Work instructions:
The answer is a single number: how many lines hold the string "this".

Data section:
'''

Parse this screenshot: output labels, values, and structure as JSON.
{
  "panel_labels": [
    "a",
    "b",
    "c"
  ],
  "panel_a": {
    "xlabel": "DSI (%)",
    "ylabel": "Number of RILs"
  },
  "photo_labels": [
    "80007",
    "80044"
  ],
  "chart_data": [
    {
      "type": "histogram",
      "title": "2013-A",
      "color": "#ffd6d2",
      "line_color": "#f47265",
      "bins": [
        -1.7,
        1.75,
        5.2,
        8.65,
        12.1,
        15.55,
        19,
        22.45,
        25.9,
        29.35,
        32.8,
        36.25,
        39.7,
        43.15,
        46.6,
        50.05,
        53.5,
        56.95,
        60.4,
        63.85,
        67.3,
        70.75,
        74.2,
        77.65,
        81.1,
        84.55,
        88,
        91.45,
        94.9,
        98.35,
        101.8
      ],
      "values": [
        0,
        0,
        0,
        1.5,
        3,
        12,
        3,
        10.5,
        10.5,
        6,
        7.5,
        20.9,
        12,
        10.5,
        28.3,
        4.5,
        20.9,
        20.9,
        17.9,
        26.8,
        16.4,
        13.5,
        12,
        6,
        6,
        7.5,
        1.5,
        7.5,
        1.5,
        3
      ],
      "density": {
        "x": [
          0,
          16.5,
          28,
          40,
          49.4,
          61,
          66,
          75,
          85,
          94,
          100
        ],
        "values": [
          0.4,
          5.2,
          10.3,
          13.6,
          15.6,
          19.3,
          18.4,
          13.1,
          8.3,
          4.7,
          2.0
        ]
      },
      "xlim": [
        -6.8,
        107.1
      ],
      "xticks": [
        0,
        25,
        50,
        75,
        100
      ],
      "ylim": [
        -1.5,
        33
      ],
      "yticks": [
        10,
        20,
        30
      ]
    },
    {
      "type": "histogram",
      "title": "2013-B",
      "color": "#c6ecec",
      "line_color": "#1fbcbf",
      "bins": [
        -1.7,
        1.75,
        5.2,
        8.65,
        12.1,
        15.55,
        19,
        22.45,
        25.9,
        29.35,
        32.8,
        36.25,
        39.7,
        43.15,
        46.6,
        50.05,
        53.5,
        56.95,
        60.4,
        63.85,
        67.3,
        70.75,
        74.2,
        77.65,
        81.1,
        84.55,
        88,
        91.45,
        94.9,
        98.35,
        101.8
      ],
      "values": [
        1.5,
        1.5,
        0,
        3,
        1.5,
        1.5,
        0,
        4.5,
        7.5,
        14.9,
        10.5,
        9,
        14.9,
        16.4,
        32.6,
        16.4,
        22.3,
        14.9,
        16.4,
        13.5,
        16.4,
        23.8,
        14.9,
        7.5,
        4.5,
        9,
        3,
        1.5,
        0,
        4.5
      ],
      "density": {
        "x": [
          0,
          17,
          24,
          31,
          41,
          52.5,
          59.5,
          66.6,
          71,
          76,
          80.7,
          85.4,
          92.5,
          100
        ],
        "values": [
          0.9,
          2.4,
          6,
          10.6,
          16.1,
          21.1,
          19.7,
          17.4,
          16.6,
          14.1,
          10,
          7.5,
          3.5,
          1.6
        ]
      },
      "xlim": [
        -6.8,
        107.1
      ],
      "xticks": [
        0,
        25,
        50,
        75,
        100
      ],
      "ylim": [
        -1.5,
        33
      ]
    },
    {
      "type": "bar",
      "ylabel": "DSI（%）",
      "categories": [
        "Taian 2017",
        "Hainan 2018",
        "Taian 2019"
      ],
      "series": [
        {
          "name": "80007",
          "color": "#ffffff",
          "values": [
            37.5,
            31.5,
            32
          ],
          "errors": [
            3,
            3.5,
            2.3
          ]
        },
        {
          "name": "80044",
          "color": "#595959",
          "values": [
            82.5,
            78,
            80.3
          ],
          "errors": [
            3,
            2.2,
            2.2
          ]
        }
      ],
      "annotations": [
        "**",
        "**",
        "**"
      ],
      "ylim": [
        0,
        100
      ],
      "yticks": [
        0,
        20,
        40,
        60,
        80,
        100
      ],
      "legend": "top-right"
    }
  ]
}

'''
'''

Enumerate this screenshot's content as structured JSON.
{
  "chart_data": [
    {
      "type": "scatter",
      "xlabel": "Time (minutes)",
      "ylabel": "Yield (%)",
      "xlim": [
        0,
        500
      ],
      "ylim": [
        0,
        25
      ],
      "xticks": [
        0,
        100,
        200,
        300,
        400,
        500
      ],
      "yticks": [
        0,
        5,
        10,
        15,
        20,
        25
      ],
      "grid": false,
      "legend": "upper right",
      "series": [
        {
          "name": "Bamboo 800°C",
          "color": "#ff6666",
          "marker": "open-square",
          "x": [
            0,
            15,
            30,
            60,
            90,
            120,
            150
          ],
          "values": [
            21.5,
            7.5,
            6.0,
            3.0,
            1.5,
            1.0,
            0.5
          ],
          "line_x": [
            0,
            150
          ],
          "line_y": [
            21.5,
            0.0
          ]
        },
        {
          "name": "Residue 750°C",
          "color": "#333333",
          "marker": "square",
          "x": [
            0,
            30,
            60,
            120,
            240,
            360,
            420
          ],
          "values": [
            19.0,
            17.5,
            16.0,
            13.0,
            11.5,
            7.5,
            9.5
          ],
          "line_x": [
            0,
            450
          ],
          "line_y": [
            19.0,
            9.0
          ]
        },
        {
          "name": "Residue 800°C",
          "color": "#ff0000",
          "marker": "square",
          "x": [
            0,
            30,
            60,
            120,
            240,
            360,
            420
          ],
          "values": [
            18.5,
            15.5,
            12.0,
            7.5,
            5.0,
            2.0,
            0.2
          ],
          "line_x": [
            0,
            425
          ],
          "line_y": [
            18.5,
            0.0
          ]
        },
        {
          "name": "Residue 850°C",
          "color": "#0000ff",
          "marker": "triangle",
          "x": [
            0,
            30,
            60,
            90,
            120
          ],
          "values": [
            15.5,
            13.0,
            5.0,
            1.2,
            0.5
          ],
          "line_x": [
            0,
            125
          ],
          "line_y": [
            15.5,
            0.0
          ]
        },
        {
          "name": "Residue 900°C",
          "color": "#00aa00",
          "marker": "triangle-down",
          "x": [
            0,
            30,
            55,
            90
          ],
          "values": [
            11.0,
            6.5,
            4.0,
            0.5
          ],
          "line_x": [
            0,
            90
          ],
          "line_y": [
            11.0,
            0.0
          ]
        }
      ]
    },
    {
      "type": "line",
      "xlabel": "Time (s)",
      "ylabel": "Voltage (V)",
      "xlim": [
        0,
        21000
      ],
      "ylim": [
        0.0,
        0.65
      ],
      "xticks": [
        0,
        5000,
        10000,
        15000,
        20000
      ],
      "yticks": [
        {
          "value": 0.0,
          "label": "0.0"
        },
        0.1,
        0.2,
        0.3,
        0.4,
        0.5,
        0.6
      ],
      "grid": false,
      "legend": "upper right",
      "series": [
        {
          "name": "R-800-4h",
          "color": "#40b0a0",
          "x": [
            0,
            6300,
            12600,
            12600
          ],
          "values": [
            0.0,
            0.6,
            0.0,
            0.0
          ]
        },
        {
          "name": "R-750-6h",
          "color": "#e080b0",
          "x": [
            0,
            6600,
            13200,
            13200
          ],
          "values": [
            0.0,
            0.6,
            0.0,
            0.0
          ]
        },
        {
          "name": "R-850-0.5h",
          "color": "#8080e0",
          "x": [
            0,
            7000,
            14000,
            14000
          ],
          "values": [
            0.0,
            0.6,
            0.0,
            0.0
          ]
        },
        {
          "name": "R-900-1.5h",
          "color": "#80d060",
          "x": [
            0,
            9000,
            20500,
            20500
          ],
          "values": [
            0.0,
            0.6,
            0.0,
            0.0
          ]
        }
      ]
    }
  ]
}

'''

Answer to the task:
2